Excerpted records:
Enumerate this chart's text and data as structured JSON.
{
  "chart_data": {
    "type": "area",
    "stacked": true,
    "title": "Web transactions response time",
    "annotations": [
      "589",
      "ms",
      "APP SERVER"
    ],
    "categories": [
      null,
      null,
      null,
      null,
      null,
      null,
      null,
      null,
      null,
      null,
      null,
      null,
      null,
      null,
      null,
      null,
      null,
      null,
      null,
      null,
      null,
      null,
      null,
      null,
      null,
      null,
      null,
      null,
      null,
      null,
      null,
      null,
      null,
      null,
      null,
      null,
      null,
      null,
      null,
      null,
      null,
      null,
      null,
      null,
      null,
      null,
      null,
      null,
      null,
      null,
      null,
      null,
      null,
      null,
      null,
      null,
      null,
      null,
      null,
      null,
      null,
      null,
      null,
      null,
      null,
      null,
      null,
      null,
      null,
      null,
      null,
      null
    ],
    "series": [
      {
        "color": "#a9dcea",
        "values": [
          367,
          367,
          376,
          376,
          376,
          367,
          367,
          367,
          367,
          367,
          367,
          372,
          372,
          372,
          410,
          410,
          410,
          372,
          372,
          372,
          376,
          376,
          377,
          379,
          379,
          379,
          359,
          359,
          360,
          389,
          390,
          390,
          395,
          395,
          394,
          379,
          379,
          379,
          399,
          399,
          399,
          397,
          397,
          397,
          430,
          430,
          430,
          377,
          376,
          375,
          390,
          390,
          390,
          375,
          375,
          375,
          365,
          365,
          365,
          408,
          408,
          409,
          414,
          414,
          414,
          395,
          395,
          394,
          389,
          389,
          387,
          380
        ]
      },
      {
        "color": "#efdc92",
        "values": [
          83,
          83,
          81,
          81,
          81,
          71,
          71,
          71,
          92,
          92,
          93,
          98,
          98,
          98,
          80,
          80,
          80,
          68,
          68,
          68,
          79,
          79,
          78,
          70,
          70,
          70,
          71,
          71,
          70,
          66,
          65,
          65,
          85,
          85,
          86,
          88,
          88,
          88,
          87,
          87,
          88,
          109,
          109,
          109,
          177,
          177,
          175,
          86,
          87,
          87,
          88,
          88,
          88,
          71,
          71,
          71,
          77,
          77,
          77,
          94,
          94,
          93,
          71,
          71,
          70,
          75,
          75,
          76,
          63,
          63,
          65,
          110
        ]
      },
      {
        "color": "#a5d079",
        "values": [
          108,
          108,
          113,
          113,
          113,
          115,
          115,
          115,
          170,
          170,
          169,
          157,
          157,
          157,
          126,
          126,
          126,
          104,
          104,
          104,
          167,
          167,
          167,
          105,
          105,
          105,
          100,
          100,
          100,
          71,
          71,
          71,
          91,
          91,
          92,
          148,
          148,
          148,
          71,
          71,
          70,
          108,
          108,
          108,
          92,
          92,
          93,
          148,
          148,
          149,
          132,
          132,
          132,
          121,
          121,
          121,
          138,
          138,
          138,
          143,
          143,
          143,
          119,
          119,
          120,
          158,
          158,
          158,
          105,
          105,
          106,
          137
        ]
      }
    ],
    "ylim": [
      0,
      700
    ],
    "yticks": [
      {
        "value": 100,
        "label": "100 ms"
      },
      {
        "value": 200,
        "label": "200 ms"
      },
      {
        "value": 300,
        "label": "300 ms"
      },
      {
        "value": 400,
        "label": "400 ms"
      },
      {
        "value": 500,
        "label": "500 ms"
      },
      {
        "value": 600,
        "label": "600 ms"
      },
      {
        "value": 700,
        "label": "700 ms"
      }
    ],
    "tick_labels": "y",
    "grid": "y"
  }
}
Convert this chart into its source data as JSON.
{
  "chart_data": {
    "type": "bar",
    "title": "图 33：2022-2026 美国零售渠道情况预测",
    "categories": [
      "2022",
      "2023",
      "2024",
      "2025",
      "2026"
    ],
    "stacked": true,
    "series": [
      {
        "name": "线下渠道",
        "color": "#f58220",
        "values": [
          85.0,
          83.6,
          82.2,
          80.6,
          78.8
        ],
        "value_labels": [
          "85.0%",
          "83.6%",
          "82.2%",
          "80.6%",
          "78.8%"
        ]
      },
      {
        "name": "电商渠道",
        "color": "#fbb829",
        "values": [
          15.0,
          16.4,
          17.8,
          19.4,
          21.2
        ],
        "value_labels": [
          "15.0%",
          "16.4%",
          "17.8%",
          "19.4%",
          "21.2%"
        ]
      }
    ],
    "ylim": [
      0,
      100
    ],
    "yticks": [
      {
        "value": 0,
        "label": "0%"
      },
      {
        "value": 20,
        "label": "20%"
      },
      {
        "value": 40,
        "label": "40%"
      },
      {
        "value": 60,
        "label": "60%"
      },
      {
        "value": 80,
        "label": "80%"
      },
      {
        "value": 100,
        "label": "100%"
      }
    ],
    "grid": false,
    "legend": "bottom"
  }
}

What you are asked to do: Copy out each record exactly as given, omitting none.

Final result:
Enumerate this chart's text and data as structured JSON.
{
  "chart_data": {
    "type": "area",
    "stacked": true,
    "title": "Web transactions response time",
    "annotations": [
      "589",
      "ms",
      "APP SERVER"
    ],
    "categories": [
      null,
      null,
      null,
      null,
      null,
      null,
      null,
      null,
      null,
      null,
      null,
      null,
      null,
      null,
      null,
      null,
      null,
      null,
      null,
      null,
      null,
      null,
      null,
      null,
      null,
      null,
      null,
      null,
      null,
      null,
      null,
      null,
      null,
      null,
      null,
      null,
      null,
      null,
      null,
      null,
      null,
      null,
      null,
      null,
      null,
      null,
      null,
      null,
      null,
      null,
      null,
      null,
      null,
      null,
      null,
      null,
      null,
      null,
      null,
      null,
      null,
      null,
      null,
      null,
      null,
      null,
      null,
      null,
      null,
      null,
      null,
      null
    ],
    "series": [
      {
        "color": "#a9dcea",
        "values": [
          367,
          367,
          376,
          376,
          376,
          367,
          367,
          367,
          367,
          367,
          367,
          372,
          372,
          372,
          410,
          410,
          410,
          372,
          372,
          372,
          376,
          376,
          377,
          379,
          379,
          379,
          359,
          359,
          360,
          389,
          390,
          390,
          395,
          395,
          394,
          379,
          379,
          379,
          399,
          399,
          399,
          397,
          397,
          397,
          430,
          430,
          430,
          377,
          376,
          375,
          390,
          390,
          390,
          375,
          375,
          375,
          365,
          365,
          365,
          408,
          408,
          409,
          414,
          414,
          414,
          395,
          395,
          394,
          389,
          389,
          387,
          380
        ]
      },
      {
        "color": "#efdc92",
        "values": [
          83,
          83,
          81,
          81,
          81,
          71,
          71,
          71,
          92,
          92,
          93,
          98,
          98,
          98,
          80,
          80,
          80,
          68,
          68,
          68,
          79,
          79,
          78,
          70,
          70,
          70,
          71,
          71,
          70,
          66,
          65,
          65,
          85,
          85,
          86,
          88,
          88,
          88,
          87,
          87,
          88,
          109,
          109,
          109,
          177,
          177,
          175,
          86,
          87,
          87,
          88,
          88,
          88,
          71,
          71,
          71,
          77,
          77,
          77,
          94,
          94,
          93,
          71,
          71,
          70,
          75,
          75,
          76,
          63,
          63,
          65,
          110
        ]
      },
      {
        "color": "#a5d079",
        "values": [
          108,
          108,
          113,
          113,
          113,
          115,
          115,
          115,
          170,
          170,
          169,
          157,
          157,
          157,
          126,
          126,
          126,
          104,
          104,
          104,
          167,
          167,
          167,
          105,
          105,
          105,
          100,
          100,
          100,
          71,
          71,
          71,
          91,
          91,
          92,
          148,
          148,
          148,
          71,
          71,
          70,
          108,
          108,
          108,
          92,
          92,
          93,
          148,
          148,
          149,
          132,
          132,
          132,
          121,
          121,
          121,
          138,
          138,
          138,
          143,
          143,
          143,
          119,
          119,
          120,
          158,
          158,
          158,
          105,
          105,
          106,
          137
        ]
      }
    ],
    "ylim": [
      0,
      700
    ],
    "yticks": [
      {
        "value": 100,
        "label": "100 ms"
      },
      {
        "value": 200,
        "label": "200 ms"
      },
      {
        "value": 300,
        "label": "300 ms"
      },
      {
        "value": 400,
        "label": "400 ms"
      },
      {
        "value": 500,
        "label": "500 ms"
      },
      {
        "value": 600,
        "label": "600 ms"
      },
      {
        "value": 700,
        "label": "700 ms"
      }
    ],
    "tick_labels": "y",
    "grid": "y"
  }
}
Convert this chart into its source data as JSON.
{
  "chart_data": {
    "type": "bar",
    "title": "图 33：2022-2026 美国零售渠道情况预测",
    "categories": [
      "2022",
      "2023",
      "2024",
      "2025",
      "2026"
    ],
    "stacked": true,
    "series": [
      {
        "name": "线下渠道",
        "color": "#f58220",
        "values": [
          85.0,
          83.6,
          82.2,
          80.6,
          78.8
        ],
        "value_labels": [
          "85.0%",
          "83.6%",
          "82.2%",
          "80.6%",
          "78.8%"
        ]
      },
      {
        "name": "电商渠道",
        "color": "#fbb829",
        "values": [
          15.0,
          16.4,
          17.8,
          19.4,
          21.2
        ],
        "value_labels": [
          "15.0%",
          "16.4%",
          "17.8%",
          "19.4%",
          "21.2%"
        ]
      }
    ],
    "ylim": [
      0,
      100
    ],
    "yticks": [
      {
        "value": 0,
        "label": "0%"
      },
      {
        "value": 20,
        "label": "20%"
      },
      {
        "value": 40,
        "label": "40%"
      },
      {
        "value": 60,
        "label": "60%"
      },
      {
        "value": 80,
        "label": "80%"
      },
      {
        "value": 100,
        "label": "100%"
      }
    ],
    "grid": false,
    "legend": "bottom"
  }
}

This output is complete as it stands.